Recorded data:
+++++
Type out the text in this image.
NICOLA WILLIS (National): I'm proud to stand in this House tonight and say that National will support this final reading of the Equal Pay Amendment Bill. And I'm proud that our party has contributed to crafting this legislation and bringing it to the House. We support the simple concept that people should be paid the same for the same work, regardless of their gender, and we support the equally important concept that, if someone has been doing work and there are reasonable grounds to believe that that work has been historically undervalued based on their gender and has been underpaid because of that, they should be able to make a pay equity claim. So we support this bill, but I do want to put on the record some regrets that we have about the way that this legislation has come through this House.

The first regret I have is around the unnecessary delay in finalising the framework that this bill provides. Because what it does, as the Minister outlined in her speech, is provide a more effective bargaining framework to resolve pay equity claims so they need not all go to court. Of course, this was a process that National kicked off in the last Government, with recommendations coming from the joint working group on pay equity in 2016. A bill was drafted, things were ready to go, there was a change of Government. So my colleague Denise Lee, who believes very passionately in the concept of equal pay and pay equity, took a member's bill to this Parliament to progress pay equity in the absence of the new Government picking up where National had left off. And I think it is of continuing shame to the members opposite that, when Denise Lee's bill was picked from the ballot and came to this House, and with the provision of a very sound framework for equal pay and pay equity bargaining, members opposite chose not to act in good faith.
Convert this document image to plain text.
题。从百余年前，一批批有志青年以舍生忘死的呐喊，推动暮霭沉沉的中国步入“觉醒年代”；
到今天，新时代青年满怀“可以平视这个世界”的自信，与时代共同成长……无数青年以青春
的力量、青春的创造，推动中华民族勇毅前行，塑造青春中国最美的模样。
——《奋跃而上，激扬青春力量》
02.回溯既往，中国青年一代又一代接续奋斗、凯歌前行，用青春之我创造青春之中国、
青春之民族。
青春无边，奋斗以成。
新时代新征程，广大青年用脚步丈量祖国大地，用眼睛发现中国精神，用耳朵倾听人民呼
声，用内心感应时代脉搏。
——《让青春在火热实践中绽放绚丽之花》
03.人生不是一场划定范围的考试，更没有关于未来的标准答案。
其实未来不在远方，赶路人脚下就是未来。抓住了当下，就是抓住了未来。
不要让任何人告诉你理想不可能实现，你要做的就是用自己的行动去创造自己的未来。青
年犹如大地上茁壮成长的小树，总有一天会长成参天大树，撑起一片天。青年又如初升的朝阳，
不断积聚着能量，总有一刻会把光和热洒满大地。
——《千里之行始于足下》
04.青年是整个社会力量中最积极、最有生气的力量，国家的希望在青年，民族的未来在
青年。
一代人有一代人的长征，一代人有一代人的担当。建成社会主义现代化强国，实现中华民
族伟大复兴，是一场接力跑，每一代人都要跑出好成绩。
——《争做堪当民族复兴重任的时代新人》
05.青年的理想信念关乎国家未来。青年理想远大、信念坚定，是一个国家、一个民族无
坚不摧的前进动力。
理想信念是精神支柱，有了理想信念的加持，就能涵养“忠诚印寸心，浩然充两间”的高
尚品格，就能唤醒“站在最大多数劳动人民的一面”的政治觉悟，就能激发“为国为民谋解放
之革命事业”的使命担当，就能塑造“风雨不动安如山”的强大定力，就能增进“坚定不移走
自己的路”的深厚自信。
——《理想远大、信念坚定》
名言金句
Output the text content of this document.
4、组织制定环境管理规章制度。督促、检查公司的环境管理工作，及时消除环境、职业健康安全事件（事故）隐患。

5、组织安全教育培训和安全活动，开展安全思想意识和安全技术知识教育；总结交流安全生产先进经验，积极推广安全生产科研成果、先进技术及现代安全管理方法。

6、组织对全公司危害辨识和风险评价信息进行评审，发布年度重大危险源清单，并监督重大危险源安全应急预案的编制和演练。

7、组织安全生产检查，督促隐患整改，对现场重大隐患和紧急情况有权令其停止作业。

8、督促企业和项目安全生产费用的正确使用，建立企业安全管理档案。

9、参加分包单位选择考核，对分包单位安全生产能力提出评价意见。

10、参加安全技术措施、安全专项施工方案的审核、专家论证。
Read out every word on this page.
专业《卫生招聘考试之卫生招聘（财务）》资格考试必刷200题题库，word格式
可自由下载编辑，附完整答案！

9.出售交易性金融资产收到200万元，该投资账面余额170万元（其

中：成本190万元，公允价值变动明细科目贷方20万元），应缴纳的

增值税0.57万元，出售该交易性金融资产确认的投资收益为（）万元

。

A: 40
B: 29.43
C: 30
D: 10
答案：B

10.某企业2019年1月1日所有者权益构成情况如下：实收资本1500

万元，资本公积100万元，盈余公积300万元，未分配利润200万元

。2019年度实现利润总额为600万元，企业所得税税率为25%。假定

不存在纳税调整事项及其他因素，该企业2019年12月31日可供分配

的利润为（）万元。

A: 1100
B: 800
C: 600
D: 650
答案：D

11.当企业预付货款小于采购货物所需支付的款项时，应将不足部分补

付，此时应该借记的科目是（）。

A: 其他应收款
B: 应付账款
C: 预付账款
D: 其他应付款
+++++
Exercise goal: In the entries above, count each line with "image"; reply with the total only.

Full solution: 2